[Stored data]
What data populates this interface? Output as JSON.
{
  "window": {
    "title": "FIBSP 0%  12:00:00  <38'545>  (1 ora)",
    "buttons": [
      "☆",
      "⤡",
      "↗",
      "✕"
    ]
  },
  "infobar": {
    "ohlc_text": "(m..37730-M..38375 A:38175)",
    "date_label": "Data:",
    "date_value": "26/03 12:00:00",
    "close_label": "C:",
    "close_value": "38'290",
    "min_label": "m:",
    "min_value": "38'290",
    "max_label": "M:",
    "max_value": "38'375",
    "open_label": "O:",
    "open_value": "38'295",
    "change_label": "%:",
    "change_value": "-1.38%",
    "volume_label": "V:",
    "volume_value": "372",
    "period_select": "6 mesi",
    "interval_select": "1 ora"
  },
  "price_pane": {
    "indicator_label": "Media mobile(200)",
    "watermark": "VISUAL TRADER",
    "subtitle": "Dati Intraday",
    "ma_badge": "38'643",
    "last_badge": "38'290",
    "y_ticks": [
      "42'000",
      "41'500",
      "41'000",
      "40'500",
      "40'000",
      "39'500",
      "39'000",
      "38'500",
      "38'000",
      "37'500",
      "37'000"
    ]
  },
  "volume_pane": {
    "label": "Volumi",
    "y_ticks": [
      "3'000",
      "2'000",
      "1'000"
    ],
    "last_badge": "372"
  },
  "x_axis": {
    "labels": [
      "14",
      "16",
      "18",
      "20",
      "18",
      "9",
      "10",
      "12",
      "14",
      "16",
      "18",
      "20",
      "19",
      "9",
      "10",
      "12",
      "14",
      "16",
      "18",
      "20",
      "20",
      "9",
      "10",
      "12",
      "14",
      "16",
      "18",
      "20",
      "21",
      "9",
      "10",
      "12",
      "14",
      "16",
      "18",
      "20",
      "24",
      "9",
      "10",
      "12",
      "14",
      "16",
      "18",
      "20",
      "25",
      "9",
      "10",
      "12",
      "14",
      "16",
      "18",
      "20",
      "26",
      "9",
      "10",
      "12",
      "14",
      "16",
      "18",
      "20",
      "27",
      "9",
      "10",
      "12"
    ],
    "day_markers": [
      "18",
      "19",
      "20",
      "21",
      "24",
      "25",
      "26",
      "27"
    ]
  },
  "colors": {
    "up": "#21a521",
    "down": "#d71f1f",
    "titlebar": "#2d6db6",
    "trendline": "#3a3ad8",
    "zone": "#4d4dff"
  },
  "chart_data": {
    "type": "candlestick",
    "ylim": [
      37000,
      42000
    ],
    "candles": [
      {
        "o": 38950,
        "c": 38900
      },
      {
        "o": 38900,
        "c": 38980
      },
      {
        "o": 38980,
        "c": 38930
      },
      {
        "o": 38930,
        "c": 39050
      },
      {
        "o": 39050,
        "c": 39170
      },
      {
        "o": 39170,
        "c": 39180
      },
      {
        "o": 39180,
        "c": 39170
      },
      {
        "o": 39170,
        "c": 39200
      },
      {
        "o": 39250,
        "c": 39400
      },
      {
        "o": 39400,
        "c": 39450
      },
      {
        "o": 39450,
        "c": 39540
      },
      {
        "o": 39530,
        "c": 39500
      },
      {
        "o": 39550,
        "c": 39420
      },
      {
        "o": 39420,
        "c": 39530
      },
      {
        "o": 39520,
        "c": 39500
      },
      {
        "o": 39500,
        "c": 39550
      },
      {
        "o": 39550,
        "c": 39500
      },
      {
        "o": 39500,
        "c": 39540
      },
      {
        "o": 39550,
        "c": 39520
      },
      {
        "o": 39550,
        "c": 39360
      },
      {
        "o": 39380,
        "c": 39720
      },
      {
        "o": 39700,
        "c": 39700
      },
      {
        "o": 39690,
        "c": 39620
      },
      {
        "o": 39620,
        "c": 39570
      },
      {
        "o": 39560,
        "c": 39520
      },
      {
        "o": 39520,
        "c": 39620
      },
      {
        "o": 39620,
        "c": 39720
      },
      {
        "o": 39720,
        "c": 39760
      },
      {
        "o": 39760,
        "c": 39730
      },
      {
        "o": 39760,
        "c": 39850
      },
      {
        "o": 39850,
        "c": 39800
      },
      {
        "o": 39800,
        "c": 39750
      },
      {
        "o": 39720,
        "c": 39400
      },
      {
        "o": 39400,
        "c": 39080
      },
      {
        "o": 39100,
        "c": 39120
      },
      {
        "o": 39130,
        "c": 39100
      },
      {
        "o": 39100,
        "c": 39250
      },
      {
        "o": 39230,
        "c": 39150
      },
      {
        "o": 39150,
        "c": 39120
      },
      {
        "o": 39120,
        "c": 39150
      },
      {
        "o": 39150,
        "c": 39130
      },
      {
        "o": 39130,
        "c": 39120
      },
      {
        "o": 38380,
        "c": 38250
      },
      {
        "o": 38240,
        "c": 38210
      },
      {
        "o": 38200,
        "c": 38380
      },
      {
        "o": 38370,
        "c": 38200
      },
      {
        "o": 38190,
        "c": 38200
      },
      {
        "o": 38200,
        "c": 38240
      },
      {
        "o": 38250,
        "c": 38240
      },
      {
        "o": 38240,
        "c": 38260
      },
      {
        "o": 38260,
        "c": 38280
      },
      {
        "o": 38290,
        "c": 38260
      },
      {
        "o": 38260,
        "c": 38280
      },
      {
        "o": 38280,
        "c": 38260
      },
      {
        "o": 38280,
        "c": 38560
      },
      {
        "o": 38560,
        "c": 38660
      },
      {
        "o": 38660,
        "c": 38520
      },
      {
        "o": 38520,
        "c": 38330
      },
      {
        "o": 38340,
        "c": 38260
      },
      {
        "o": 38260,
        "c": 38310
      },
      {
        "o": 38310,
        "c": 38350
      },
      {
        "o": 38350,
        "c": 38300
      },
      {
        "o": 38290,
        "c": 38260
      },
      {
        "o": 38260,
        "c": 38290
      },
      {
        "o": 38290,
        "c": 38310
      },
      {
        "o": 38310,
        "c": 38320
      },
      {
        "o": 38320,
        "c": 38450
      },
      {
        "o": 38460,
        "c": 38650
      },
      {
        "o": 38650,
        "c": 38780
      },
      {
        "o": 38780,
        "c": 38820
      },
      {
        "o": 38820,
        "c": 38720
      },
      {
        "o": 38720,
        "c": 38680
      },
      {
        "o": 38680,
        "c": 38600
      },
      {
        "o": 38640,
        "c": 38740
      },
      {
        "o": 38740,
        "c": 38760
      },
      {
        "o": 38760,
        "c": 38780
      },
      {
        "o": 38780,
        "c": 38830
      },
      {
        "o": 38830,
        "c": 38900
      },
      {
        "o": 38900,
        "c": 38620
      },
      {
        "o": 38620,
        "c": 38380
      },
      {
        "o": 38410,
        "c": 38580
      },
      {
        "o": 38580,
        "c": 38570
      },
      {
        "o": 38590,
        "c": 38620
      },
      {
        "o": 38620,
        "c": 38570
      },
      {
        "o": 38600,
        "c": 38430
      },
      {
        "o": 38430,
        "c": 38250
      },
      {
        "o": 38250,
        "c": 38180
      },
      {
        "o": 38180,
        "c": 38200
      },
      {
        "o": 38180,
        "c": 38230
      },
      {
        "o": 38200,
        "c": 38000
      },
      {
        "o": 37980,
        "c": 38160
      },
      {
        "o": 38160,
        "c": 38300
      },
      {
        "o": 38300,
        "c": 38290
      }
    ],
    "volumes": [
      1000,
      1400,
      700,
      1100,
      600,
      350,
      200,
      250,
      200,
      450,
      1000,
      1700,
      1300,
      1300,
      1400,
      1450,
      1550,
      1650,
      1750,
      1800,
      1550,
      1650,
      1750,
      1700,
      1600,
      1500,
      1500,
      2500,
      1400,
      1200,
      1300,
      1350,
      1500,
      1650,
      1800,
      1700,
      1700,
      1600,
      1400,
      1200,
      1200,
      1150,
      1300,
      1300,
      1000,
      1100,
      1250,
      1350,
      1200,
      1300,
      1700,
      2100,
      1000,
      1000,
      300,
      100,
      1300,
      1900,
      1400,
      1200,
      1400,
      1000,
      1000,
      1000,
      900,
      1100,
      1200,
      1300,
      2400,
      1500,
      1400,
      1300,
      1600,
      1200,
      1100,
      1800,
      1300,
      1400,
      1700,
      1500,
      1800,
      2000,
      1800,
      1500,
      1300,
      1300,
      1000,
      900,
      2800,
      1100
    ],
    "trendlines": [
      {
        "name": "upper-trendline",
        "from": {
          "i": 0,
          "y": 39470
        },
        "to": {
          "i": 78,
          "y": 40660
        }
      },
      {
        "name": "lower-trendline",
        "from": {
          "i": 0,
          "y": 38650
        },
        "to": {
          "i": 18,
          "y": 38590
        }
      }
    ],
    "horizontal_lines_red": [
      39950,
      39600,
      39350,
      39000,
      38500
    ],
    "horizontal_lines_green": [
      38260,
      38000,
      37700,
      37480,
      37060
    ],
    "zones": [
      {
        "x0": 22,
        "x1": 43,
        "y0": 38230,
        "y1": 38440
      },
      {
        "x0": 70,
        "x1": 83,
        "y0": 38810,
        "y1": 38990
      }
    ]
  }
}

Exercise objective: Where a line of the material above holds the string "name", copy that line.

Solution to this task:
        "name": "upper-trendline",
        "name": "lower-trendline",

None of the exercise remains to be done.